▶ **TASK OBJECTIVE**
The records below are to be quoted in full; please keep every word exact.

▶ **DATA RECORDS**
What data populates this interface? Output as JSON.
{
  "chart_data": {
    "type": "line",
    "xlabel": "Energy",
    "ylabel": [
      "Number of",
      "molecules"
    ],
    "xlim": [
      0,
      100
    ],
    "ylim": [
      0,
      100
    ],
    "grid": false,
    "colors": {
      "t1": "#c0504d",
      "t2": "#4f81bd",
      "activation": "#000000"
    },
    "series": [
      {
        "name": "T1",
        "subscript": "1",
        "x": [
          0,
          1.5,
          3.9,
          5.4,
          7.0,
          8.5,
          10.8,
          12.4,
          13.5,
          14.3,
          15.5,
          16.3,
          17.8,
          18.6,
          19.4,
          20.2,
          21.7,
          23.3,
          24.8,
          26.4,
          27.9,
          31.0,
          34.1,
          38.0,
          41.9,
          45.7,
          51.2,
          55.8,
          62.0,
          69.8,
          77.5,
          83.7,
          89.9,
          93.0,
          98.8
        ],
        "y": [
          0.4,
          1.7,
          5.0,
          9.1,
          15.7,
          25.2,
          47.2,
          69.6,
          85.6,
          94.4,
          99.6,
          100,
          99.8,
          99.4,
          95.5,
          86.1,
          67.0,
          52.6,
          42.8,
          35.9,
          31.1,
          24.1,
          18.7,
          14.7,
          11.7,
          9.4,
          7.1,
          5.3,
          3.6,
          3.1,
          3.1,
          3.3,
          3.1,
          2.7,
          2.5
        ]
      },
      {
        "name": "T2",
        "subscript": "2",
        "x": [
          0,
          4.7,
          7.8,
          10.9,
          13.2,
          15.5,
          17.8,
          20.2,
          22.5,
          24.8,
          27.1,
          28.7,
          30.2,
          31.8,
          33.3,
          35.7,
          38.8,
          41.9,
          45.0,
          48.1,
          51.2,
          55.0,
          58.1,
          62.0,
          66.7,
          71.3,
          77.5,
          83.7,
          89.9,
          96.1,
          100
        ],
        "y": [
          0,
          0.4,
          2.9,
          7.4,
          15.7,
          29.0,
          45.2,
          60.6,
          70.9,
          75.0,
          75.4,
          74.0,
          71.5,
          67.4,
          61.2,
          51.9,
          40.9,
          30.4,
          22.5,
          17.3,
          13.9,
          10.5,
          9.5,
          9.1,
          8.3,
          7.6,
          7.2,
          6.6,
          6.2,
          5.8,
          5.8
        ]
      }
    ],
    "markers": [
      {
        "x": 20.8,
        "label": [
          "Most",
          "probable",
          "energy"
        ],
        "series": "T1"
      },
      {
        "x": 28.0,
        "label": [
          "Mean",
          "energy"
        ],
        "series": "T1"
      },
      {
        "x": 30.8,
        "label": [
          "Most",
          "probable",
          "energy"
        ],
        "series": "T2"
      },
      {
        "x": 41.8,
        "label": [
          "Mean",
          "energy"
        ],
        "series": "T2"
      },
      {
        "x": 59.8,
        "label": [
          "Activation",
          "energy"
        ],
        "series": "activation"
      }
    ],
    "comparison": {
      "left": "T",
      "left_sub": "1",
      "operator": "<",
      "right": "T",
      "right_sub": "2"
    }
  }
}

▶ **COMPLETE OUTPUT**
What data populates this interface? Output as JSON.
{
  "chart_data": {
    "type": "line",
    "xlabel": "Energy",
    "ylabel": [
      "Number of",
      "molecules"
    ],
    "xlim": [
      0,
      100
    ],
    "ylim": [
      0,
      100
    ],
    "grid": false,
    "colors": {
      "t1": "#c0504d",
      "t2": "#4f81bd",
      "activation": "#000000"
    },
    "series": [
      {
        "name": "T1",
        "subscript": "1",
        "x": [
          0,
          1.5,
          3.9,
          5.4,
          7.0,
          8.5,
          10.8,
          12.4,
          13.5,
          14.3,
          15.5,
          16.3,
          17.8,
          18.6,
          19.4,
          20.2,
          21.7,
          23.3,
          24.8,
          26.4,
          27.9,
          31.0,
          34.1,
          38.0,
          41.9,
          45.7,
          51.2,
          55.8,
          62.0,
          69.8,
          77.5,
          83.7,
          89.9,
          93.0,
          98.8
        ],
        "y": [
          0.4,
          1.7,
          5.0,
          9.1,
          15.7,
          25.2,
          47.2,
          69.6,
          85.6,
          94.4,
          99.6,
          100,
          99.8,
          99.4,
          95.5,
          86.1,
          67.0,
          52.6,
          42.8,
          35.9,
          31.1,
          24.1,
          18.7,
          14.7,
          11.7,
          9.4,
          7.1,
          5.3,
          3.6,
          3.1,
          3.1,
          3.3,
          3.1,
          2.7,
          2.5
        ]
      },
      {
        "name": "T2",
        "subscript": "2",
        "x": [
          0,
          4.7,
          7.8,
          10.9,
          13.2,
          15.5,
          17.8,
          20.2,
          22.5,
          24.8,
          27.1,
          28.7,
          30.2,
          31.8,
          33.3,
          35.7,
          38.8,
          41.9,
          45.0,
          48.1,
          51.2,
          55.0,
          58.1,
          62.0,
          66.7,
          71.3,
          77.5,
          83.7,
          89.9,
          96.1,
          100
        ],
        "y": [
          0,
          0.4,
          2.9,
          7.4,
          15.7,
          29.0,
          45.2,
          60.6,
          70.9,
          75.0,
          75.4,
          74.0,
          71.5,
          67.4,
          61.2,
          51.9,
          40.9,
          30.4,
          22.5,
          17.3,
          13.9,
          10.5,
          9.5,
          9.1,
          8.3,
          7.6,
          7.2,
          6.6,
          6.2,
          5.8,
          5.8
        ]
      }
    ],
    "markers": [
      {
        "x": 20.8,
        "label": [
          "Most",
          "probable",
          "energy"
        ],
        "series": "T1"
      },
      {
        "x": 28.0,
        "label": [
          "Mean",
          "energy"
        ],
        "series": "T1"
      },
      {
        "x": 30.8,
        "label": [
          "Most",
          "probable",
          "energy"
        ],
        "series": "T2"
      },
      {
        "x": 41.8,
        "label": [
          "Mean",
          "energy"
        ],
        "series": "T2"
      },
      {
        "x": 59.8,
        "label": [
          "Activation",
          "energy"
        ],
        "series": "activation"
      }
    ],
    "comparison": {
      "left": "T",
      "left_sub": "1",
      "operator": "<",
      "right": "T",
      "right_sub": "2"
    }
  }
}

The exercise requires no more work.